**GOAL**
Count every line that has the word "model". Give the number, without anything more.

─── PROVIDED ENTRIES ───

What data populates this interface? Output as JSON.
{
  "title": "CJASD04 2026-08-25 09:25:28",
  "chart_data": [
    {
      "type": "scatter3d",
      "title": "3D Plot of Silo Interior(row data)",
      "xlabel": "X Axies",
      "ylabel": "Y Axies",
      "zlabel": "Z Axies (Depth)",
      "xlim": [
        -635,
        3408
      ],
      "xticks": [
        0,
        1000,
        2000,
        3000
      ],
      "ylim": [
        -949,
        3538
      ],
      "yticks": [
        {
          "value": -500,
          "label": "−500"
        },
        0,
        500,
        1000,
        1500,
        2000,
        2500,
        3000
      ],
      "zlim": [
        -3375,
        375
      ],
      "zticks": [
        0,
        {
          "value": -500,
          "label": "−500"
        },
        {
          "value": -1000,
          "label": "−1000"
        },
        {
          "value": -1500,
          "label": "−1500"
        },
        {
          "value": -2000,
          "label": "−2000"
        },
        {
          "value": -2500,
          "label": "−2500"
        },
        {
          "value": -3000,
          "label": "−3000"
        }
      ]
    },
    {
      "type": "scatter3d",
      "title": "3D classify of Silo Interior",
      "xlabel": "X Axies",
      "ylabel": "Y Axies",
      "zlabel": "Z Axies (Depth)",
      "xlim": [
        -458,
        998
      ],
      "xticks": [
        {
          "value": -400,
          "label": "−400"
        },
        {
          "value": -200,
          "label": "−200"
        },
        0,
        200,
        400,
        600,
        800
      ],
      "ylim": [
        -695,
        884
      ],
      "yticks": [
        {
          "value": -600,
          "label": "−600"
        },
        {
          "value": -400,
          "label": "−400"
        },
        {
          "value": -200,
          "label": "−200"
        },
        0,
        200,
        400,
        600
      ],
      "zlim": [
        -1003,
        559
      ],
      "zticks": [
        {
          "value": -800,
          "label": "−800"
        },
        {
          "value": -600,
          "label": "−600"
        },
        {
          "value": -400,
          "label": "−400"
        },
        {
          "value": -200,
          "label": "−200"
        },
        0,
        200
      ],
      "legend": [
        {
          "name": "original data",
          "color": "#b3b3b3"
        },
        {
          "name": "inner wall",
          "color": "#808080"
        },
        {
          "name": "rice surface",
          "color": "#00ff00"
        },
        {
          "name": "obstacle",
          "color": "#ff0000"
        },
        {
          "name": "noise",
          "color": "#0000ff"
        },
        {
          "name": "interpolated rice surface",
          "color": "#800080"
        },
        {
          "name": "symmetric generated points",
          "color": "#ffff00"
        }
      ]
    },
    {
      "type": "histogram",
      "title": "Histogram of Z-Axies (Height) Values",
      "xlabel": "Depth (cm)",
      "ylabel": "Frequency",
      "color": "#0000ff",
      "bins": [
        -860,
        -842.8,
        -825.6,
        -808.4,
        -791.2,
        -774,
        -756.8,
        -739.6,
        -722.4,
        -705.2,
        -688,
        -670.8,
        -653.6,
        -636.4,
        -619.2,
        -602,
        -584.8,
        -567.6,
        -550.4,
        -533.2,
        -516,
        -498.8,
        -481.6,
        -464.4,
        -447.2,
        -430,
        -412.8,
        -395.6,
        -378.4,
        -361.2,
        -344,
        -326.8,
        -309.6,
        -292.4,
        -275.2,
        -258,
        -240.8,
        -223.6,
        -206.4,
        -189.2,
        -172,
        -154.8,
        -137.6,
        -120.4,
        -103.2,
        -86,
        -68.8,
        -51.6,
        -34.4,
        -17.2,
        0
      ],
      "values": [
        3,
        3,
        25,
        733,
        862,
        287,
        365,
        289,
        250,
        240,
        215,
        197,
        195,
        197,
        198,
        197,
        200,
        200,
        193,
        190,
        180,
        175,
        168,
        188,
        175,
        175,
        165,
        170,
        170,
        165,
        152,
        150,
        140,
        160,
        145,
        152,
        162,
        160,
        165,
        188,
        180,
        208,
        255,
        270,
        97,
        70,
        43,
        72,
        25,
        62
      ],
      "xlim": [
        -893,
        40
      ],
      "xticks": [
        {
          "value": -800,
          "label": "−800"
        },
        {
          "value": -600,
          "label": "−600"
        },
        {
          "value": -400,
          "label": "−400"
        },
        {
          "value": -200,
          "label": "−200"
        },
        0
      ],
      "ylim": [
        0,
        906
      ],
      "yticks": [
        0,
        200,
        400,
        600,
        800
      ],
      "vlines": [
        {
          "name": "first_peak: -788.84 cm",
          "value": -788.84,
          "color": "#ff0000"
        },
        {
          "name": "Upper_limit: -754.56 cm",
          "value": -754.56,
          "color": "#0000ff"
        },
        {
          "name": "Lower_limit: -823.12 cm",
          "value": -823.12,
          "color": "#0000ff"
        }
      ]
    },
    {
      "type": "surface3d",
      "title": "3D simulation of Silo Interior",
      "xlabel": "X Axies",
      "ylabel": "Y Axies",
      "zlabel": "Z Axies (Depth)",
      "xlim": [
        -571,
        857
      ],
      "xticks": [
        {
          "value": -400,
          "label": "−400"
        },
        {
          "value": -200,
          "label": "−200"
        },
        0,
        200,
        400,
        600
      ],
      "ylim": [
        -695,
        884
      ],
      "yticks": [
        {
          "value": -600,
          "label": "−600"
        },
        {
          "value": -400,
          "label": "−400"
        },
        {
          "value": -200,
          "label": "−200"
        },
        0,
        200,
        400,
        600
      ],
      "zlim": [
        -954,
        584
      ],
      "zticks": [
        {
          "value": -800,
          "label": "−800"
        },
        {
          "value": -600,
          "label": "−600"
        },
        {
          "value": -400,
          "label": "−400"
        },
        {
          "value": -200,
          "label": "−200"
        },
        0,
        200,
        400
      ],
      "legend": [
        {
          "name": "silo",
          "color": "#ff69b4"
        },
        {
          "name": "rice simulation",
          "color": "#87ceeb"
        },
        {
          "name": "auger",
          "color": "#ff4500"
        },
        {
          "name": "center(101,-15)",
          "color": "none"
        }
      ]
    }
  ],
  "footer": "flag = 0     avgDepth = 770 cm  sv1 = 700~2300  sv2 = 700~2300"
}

───
─── PROVIDED ENTRIES ───

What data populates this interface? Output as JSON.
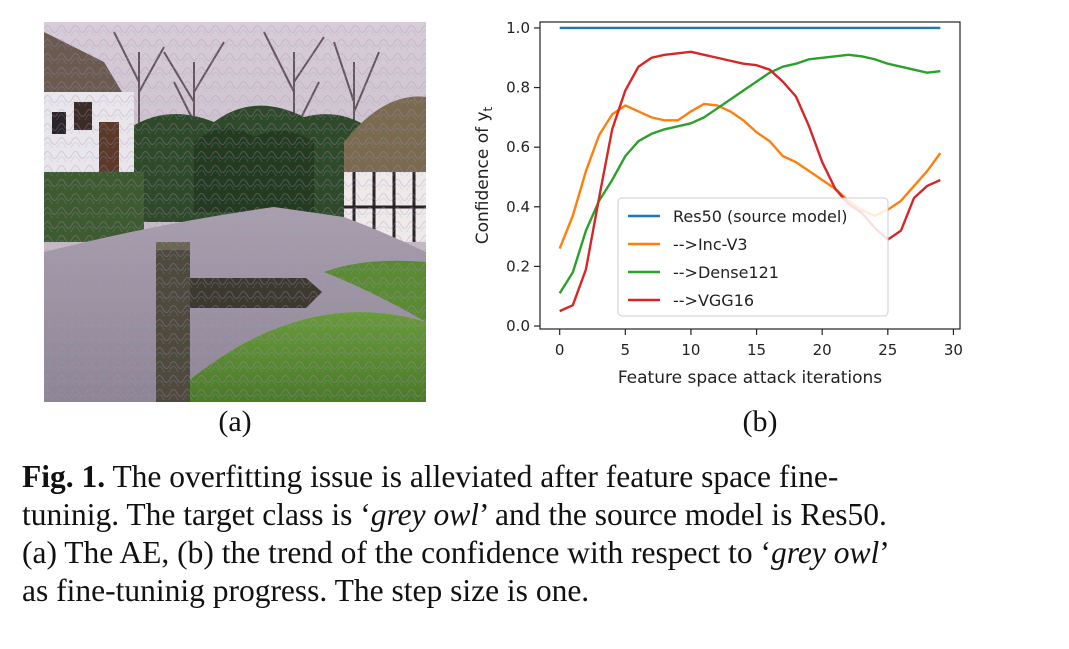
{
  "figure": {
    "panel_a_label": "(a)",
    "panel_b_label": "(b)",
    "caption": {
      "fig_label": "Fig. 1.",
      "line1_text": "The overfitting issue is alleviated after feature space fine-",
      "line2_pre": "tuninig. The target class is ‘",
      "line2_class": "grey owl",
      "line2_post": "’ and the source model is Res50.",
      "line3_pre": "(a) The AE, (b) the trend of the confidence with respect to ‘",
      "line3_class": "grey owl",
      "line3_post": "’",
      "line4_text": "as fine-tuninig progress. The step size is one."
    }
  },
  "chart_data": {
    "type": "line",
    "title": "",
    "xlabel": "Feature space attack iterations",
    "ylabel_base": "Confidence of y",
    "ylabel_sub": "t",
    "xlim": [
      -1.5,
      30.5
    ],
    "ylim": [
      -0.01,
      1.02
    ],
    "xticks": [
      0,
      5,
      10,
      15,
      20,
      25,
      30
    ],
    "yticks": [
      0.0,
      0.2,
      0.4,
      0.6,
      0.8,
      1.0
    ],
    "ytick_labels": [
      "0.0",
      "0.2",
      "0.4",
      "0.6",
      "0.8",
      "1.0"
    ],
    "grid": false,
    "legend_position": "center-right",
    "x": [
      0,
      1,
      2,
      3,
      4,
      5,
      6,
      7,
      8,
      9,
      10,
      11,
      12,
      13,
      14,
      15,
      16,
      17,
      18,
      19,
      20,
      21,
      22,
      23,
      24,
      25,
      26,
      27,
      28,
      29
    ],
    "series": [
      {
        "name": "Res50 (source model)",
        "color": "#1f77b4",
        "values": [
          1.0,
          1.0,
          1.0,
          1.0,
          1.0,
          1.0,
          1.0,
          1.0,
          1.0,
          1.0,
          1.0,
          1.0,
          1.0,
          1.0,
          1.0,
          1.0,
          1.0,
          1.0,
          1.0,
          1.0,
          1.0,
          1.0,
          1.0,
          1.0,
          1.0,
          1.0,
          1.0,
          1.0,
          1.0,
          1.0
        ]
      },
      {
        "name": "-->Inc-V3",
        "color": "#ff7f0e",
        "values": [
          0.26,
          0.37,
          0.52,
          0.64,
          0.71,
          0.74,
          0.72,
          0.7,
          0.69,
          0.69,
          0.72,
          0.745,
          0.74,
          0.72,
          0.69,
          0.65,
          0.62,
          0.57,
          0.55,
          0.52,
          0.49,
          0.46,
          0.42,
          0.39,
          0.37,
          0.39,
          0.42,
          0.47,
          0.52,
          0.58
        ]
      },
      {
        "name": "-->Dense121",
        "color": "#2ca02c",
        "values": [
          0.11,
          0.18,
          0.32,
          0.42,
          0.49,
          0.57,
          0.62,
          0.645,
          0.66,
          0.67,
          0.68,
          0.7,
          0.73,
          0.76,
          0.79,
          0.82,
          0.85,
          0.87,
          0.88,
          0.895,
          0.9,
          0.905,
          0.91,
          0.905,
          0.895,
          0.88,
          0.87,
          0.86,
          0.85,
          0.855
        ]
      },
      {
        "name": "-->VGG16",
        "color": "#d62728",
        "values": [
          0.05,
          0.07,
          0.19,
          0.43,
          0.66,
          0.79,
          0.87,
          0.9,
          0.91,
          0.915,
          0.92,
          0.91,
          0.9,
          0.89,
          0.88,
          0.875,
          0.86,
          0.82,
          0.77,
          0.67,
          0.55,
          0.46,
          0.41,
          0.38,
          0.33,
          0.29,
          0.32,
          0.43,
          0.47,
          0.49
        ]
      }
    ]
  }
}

───

**TASK RESPONSE**
2